Information given:
....
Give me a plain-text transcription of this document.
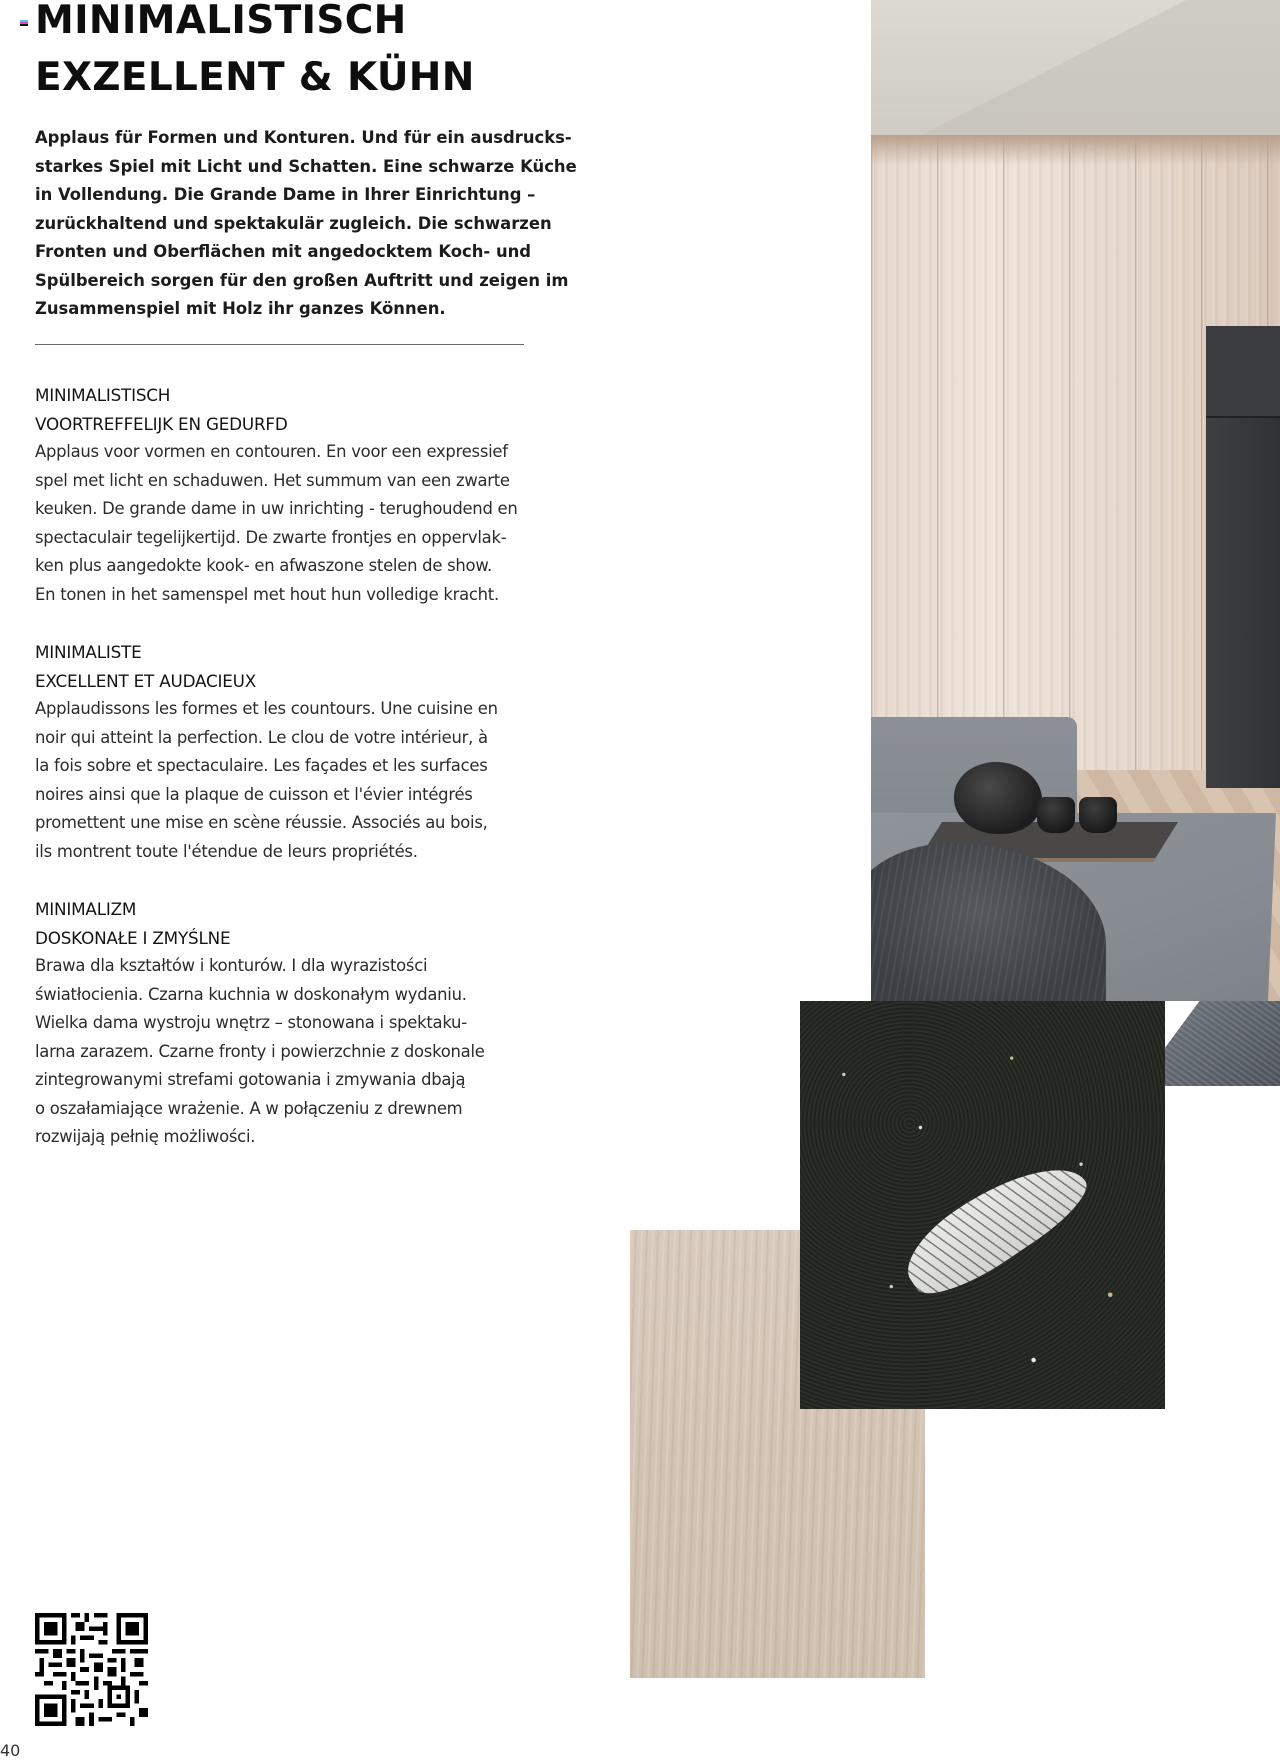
MINIMALISTISCH
EXZELLENT & KÜHN

Applaus für Formen und Konturen. Und für ein ausdrucks-
starkes Spiel mit Licht und Schatten. Eine schwarze Küche
in Vollendung. Die Grande Dame in Ihrer Einrichtung –
zurückhaltend und spektakulär zugleich. Die schwarzen
Fronten und Oberflächen mit angedocktem Koch- und
Spülbereich sorgen für den großen Auftritt und zeigen im
Zusammenspiel mit Holz ihr ganzes Können.

MINIMALISTISCH
VOORTREFFELIJK EN GEDURFD
Applaus voor vormen en contouren. En voor een expressief
spel met licht en schaduwen. Het summum van een zwarte
keuken. De grande dame in uw inrichting - terughoudend en
spectaculair tegelijkertijd. De zwarte frontjes en oppervlak-
ken plus aangedokte kook- en afwaszone stelen de show.
En tonen in het samenspel met hout hun volledige kracht.
MINIMALISTE
EXCELLENT ET AUDACIEUX
Applaudissons les formes et les countours. Une cuisine en
noir qui atteint la perfection. Le clou de votre intérieur, à
la fois sobre et spectaculaire. Les façades et les surfaces
noires ainsi que la plaque de cuisson et l'évier intégrés
promettent une mise en scène réussie. Associés au bois,
ils montrent toute l'étendue de leurs propriétés.
MINIMALIZM
DOSKONAŁE I ZMYŚLNE
Brawa dla kształtów i konturów. I dla wyrazistości
światłocienia. Czarna kuchnia w doskonałym wydaniu.
Wielka dama wystroju wnętrz – stonowana i spektaku-
larna zarazem. Czarne fronty i powierzchnie z doskonale
zintegrowanymi strefami gotowania i zmywania dbają
o oszałamiające wrażenie. A w połączeniu z drewnem
rozwijają pełnię możliwości.
40
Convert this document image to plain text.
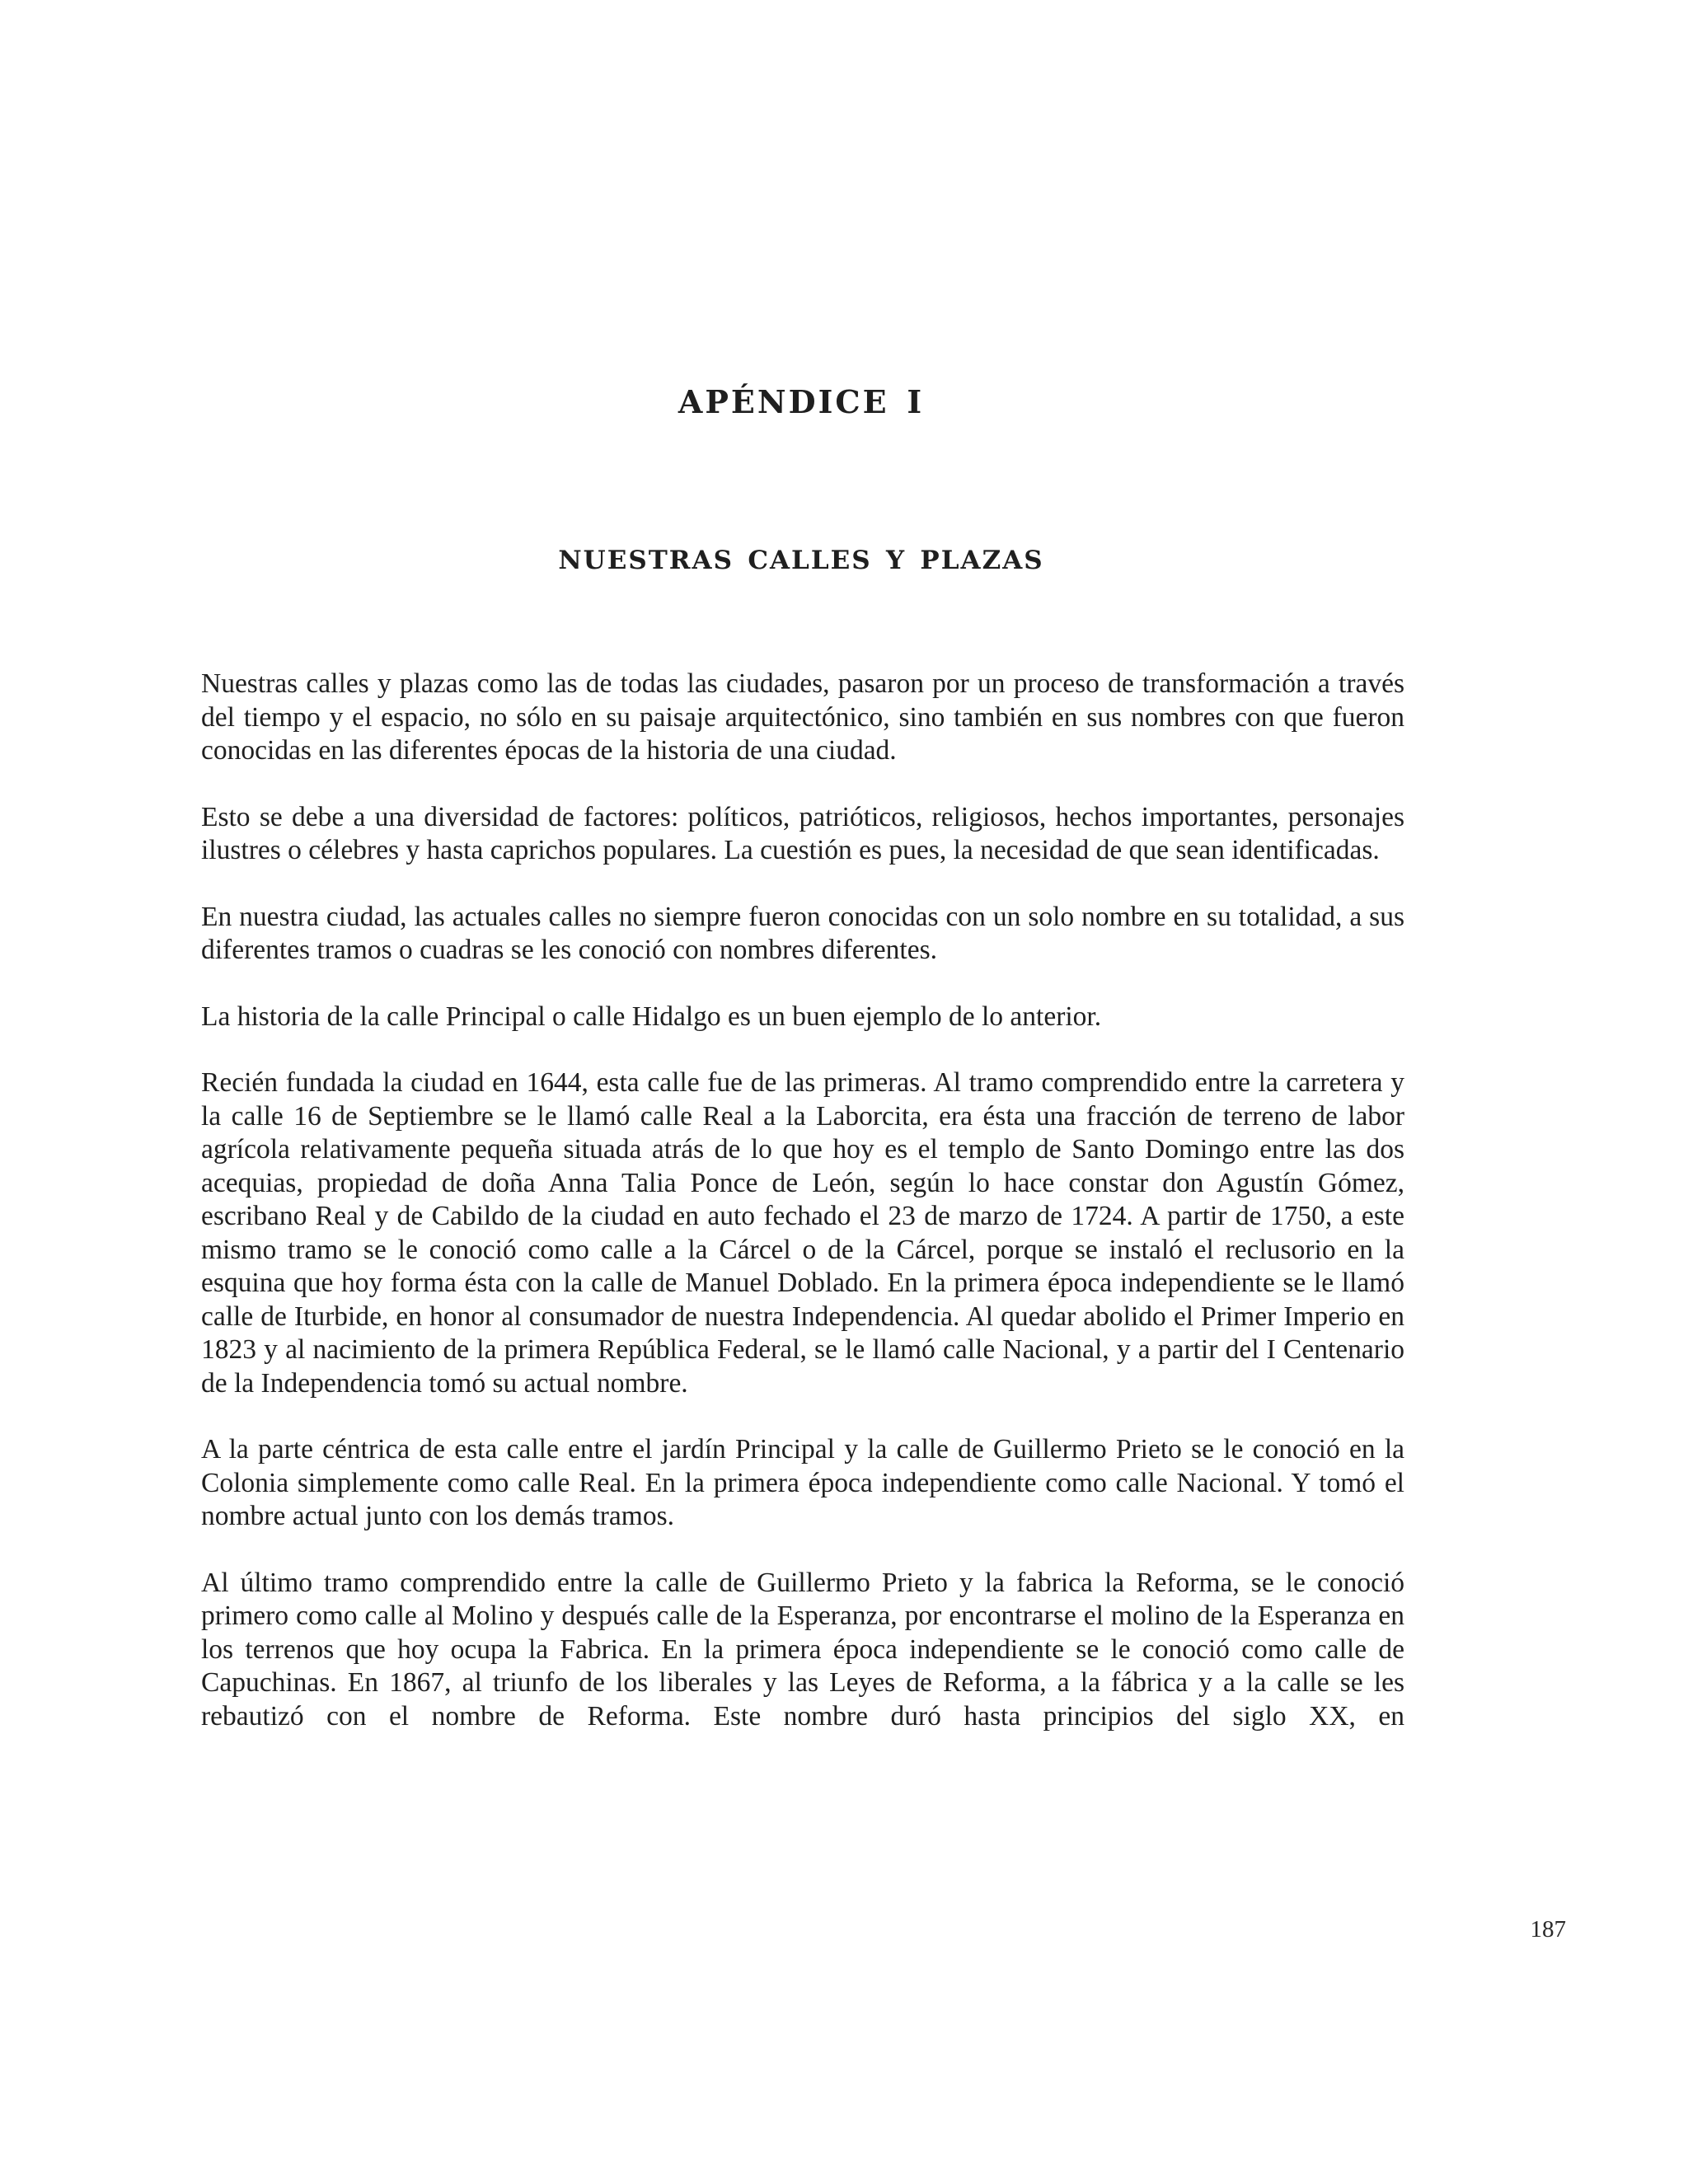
apéndice i
nuestras calles y plazas

Nuestras calles y plazas como las de todas las ciudades, pasaron por un proceso de transformación a través del tiempo y el espacio, no sólo en su paisaje arquitectónico, sino también en sus nombres con que fueron conocidas en las diferentes épocas de la historia de una ciudad.

Esto se debe a una diversidad de factores: políticos, patrióticos, religiosos, hechos importantes, personajes ilustres o célebres y hasta caprichos populares. La cuestión es pues, la necesidad de que sean identificadas.

En nuestra ciudad, las actuales calles no siempre fueron conocidas con un solo nombre en su totalidad, a sus diferentes tramos o cuadras se les conoció con nombres diferentes.

La historia de la calle Principal o calle Hidalgo es un buen ejemplo de lo anterior.

Recién fundada la ciudad en 1644, esta calle fue de las primeras. Al tramo comprendido entre la carretera y la calle 16 de Septiembre se le llamó calle Real a la Laborcita, era ésta una fracción de terreno de labor agrícola relativamente pequeña situada atrás de lo que hoy es el templo de Santo Domingo entre las dos acequias, propiedad de doña Anna Talia Ponce de León, según lo hace constar don Agustín Gómez, escribano Real y de Cabildo de la ciudad en auto fechado el 23 de marzo de 1724. A partir de 1750, a este mismo tramo se le conoció como calle a la Cárcel o de la Cárcel, porque se instaló el reclusorio en la esquina que hoy forma ésta con la calle de Manuel Doblado. En la primera época independiente se le llamó calle de Iturbide, en honor al consumador de nuestra Independencia. Al quedar abolido el Primer Imperio en 1823 y al nacimiento de la primera República Federal, se le llamó calle Nacional, y a partir del I Centenario de la Independencia tomó su actual nombre.

A la parte céntrica de esta calle entre el jardín Principal y la calle de Guillermo Prieto se le conoció en la Colonia simplemente como calle Real. En la primera época independiente como calle Nacional. Y tomó el nombre actual junto con los demás tramos.

Al último tramo comprendido entre la calle de Guillermo Prieto y la fabrica la Reforma, se le conoció primero como calle al Molino y después calle de la Esperanza, por encontrarse el molino de la Esperanza en los terrenos que hoy ocupa la Fabrica. En la primera época independiente se le conoció como calle de Capuchinas. En 1867, al triunfo de los liberales y las Leyes de Reforma, a la fábrica y a la calle se les rebautizó con el nombre de Reforma. Este nombre duró hasta principios del siglo XX, en

187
....
Given problem:
Return all the lines that contain the string "Principal".

Written solution:
La historia de la calle Principal o calle Hidalgo es un buen ejemplo de lo anterior.
A la parte céntrica de esta calle entre el jardín Principal y la calle de Guillermo Prieto se le conoció en la Colonia simplemente como calle Real. En la primera época independiente como calle Nacional. Y tomó el nombre actual junto con los demás tramos.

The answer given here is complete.